_EXERCISE INSTRUCTIONS_
Read the entries below and pull out each line with the string "name".

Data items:
○ ○ ○ ○

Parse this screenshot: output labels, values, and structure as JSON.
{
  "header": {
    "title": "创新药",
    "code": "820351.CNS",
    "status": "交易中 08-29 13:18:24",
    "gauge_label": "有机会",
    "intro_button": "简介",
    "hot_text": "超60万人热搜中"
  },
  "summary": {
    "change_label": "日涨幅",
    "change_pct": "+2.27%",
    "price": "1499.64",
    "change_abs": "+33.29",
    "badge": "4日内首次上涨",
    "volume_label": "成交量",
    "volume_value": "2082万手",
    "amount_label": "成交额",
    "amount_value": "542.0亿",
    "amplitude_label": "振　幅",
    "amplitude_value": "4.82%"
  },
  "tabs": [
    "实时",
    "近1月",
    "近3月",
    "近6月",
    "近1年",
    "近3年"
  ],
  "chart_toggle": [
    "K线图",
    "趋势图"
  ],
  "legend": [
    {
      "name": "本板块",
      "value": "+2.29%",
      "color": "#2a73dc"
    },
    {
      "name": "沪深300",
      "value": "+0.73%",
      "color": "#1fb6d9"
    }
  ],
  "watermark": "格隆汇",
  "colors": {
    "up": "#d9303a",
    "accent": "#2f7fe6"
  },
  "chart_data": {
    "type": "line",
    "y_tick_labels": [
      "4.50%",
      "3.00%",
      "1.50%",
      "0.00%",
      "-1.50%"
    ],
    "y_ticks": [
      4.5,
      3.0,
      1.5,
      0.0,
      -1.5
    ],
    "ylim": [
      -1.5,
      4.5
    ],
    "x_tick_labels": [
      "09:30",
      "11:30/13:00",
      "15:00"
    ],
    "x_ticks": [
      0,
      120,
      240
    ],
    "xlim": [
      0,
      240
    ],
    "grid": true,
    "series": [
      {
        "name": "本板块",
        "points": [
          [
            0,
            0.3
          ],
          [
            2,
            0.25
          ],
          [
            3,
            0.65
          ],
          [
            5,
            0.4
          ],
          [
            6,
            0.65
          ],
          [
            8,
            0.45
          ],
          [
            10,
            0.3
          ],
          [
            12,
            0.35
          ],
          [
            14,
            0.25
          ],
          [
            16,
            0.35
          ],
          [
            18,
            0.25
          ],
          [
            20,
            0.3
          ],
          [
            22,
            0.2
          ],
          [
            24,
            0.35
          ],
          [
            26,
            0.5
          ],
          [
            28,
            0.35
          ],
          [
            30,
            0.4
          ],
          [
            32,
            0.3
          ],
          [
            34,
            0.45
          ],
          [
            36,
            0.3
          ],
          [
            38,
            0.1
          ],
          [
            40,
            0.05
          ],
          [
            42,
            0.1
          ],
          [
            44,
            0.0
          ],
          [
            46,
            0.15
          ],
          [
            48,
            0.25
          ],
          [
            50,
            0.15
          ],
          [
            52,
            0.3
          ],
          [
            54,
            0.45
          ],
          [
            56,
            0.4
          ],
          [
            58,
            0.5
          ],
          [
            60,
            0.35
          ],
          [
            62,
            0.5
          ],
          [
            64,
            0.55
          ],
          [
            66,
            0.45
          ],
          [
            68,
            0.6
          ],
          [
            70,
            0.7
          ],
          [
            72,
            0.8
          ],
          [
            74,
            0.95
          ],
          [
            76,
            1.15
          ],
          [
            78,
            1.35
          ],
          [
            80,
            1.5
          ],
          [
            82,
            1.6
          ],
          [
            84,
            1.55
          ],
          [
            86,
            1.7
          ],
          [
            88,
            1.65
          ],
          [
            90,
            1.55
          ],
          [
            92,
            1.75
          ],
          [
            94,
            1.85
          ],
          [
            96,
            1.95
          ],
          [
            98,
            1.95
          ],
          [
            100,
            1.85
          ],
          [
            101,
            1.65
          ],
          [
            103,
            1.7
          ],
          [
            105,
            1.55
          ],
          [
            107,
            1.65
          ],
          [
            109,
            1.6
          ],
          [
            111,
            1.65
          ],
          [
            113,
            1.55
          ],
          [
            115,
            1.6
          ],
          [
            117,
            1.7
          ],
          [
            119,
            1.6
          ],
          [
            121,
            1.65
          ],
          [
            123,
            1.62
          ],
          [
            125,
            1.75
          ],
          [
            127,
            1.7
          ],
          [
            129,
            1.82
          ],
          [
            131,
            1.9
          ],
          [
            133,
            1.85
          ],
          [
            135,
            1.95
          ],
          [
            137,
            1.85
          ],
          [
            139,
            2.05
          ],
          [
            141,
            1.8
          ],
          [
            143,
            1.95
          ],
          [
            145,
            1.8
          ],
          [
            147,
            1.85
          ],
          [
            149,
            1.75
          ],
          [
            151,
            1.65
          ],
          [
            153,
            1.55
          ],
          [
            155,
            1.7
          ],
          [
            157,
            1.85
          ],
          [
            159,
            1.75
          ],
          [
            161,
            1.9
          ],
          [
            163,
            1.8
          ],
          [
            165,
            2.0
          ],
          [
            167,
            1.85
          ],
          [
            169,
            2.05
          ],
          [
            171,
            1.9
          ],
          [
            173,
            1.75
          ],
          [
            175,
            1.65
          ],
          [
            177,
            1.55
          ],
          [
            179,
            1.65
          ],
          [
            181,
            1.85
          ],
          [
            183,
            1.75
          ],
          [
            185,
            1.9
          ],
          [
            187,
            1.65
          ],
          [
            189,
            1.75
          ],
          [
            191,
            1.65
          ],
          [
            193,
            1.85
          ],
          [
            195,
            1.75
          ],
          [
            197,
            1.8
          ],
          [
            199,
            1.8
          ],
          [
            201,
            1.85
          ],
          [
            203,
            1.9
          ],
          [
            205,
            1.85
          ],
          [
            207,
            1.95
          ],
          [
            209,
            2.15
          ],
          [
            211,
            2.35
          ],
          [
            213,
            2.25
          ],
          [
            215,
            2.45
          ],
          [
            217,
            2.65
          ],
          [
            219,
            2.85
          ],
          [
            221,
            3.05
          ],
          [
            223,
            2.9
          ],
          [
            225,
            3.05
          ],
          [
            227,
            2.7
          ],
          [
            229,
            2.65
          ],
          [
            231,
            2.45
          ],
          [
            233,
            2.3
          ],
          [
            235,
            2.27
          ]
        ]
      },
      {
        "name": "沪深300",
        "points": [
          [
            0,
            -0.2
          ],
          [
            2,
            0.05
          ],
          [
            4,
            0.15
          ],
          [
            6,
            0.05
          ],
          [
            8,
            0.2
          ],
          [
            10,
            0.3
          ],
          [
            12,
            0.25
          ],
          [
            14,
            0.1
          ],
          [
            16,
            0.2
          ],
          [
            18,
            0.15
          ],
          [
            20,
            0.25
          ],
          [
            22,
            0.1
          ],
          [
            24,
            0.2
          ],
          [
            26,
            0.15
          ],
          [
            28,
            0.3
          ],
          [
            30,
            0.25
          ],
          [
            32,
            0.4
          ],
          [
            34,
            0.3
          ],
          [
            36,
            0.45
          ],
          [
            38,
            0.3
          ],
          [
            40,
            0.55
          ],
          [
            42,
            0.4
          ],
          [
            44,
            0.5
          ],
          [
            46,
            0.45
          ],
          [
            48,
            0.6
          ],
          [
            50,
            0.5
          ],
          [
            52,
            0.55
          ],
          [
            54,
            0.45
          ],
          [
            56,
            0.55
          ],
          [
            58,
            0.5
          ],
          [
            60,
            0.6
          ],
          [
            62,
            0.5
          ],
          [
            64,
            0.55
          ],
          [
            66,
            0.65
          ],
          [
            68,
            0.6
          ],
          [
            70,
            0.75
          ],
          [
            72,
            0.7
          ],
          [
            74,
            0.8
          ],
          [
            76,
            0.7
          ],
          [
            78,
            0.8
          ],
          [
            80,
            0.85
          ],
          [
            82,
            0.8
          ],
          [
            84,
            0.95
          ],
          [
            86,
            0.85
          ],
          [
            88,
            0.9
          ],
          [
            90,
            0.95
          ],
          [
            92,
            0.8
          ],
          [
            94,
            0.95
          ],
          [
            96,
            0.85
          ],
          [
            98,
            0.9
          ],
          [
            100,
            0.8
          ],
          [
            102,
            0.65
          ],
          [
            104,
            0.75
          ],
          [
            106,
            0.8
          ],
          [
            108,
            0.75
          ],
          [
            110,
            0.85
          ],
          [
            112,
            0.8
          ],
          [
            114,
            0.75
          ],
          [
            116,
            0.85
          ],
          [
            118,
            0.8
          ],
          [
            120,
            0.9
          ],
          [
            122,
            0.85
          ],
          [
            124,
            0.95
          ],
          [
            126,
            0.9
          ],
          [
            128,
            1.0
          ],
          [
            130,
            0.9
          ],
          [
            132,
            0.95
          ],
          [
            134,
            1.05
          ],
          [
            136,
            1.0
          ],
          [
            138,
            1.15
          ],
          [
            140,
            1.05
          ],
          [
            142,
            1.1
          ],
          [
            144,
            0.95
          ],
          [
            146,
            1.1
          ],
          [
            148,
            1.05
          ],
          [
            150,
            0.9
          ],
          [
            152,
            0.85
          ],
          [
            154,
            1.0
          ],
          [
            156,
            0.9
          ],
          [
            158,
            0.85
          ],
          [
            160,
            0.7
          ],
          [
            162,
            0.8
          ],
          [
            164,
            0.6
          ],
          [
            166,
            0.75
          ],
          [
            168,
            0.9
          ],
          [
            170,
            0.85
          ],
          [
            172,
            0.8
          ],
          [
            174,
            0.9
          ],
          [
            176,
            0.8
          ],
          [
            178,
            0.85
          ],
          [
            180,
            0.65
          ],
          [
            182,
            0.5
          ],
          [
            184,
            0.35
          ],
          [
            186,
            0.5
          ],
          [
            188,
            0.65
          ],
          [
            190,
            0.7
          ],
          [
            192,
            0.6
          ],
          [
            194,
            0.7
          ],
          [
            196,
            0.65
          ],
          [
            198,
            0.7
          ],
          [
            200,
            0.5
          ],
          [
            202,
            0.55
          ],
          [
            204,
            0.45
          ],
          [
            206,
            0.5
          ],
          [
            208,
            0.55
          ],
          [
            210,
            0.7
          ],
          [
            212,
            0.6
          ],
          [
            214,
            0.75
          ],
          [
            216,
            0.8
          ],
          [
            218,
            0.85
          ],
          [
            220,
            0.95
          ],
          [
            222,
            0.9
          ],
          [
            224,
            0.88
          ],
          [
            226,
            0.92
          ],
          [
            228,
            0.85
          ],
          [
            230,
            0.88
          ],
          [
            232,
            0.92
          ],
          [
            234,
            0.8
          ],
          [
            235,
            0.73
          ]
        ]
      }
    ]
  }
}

○ ○ ○ ○

_EXERCISE RESPONSE_
      "name": "本板块",
      "name": "沪深300",
        "name": "本板块",
        "name": "沪深300",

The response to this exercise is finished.